PORTRAIT – Née en Iran, l’écrivain et chroniqueuse entremêle, dans son dernier roman, les vies de deux femmes de lettres qui ont toujours choisi la passion et la liberté. Comme elle.
Elle arrive comme une tornade. Un courant d’air de vitalité. Boucles blondes virevoltantes. Sourire en bandoulière. Le regard animé par une pointe de défi amusé. Féminine sans afféterie. Abnousse Shalmani ne fait pas de manières. Elle est joyeuse, enjouée, directe. Elle nomme les choses: appelle un chat un chat, «un cul, un cul». Avec une espèce de délectation malicieuse. Elle pose ses deux cigarettes électroniques (l’une au goût nature, l’autre framboise-cassis) sur la table du petit salon d’un hôtel du 6e arrondissement où nous avons rendez-vous. Glisse à la serveuse qu’elle a passé un bon Noël «même si un peu arrosé, tout était trop», s’amuse-t-elle. Et, en la voyant ainsi s’installer, on comprend tout de suite que l’on est face à ce que l’on appelle «un tempérament». Un tempérament, mais doué de raison. Et qui a gardé une part d’enfance. L’insolence de la petite fille qui a vécu ses premières années en Iran et s’est révoltée tout de suite, de tout son être, lorsqu’elle a dû, après l’arrivée de Khomeyni au pouvoir, revêtir la tenue traditionnelle religieuse et le voile.

Travail demandé:
• a. Recopiez le passage du portrait d'Abnousse Shalmani qui va de «PORTRAIT – Née» jusqu'à «liberté. Comme elle.» inclus.
• b. Poursuivez le portrait d'Abnousse Shalmani à la suite de sa dernière phrase.

Données fournies:
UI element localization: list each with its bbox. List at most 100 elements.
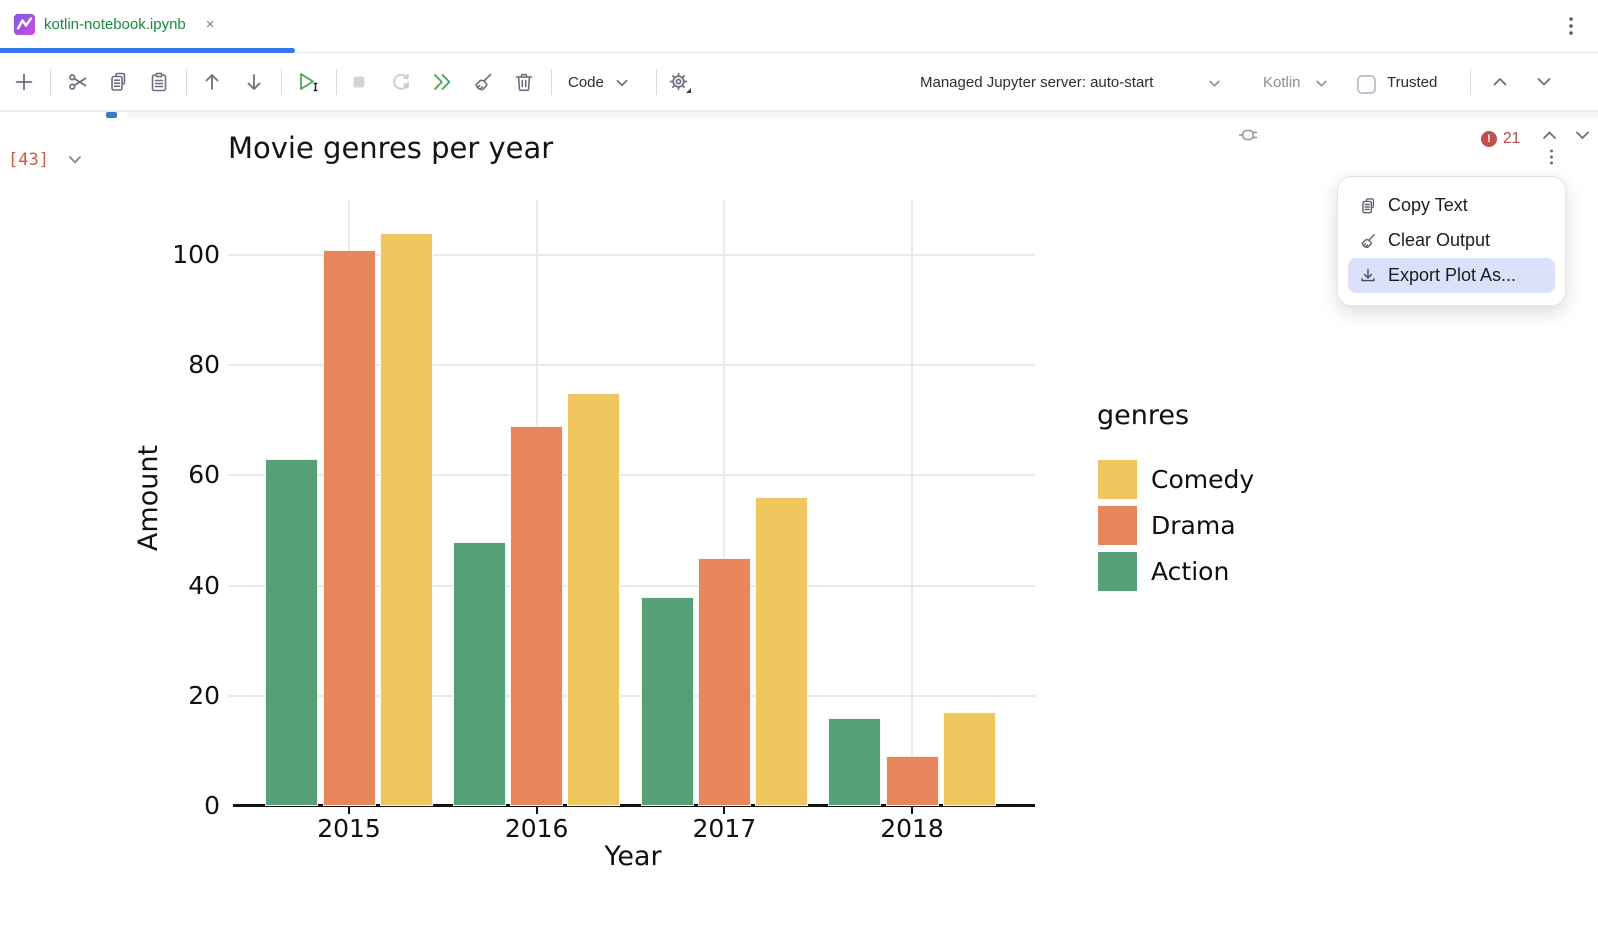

Liste des réponses:
• a.
PORTRAIT – Née en Iran, l’écrivain et chroniqueuse entremêle, dans son dernier roman, les vies de deux femmes de lettres qui ont toujours choisi la passion et la liberté. Comme elle.

• b.
«J’avais 6 ans, mais je ne trouvais pas ça normal. Je ne comprenais pas pourquoi on devait me coller un voile. À la maison, ma mère avait cinq sœurs, extrêmement libres, bien habillées, avec des couleurs. Et tout d’un coup, je voyais ce pays, ce gouvernement se couvrir de noir. Et moi la première. C’était très étonnant, et c’est vrai que c’était physique. J’étouffais.» Elle a raconté dans son premier livre comment, par goût de la provocation, mais surtout par un réflexe de survie, elle a refusé de «porter ce truc, ce foulard gris qui serre trop» et s’est baladée, par défi, les fesses à l’air ou en culotte avant de «sprinter vers la porte de sortie de l’école». «Il fallait que j’enlève ces oripeaux, sourit-elle aujourd’hui, et de voir les femmes corbeaux me courir après et se casser la gueule, ça a été un grand moment… Je n’avais que 6 ans. C’est plus tard que j’ai compris l’aspect transgressif» de ce geste.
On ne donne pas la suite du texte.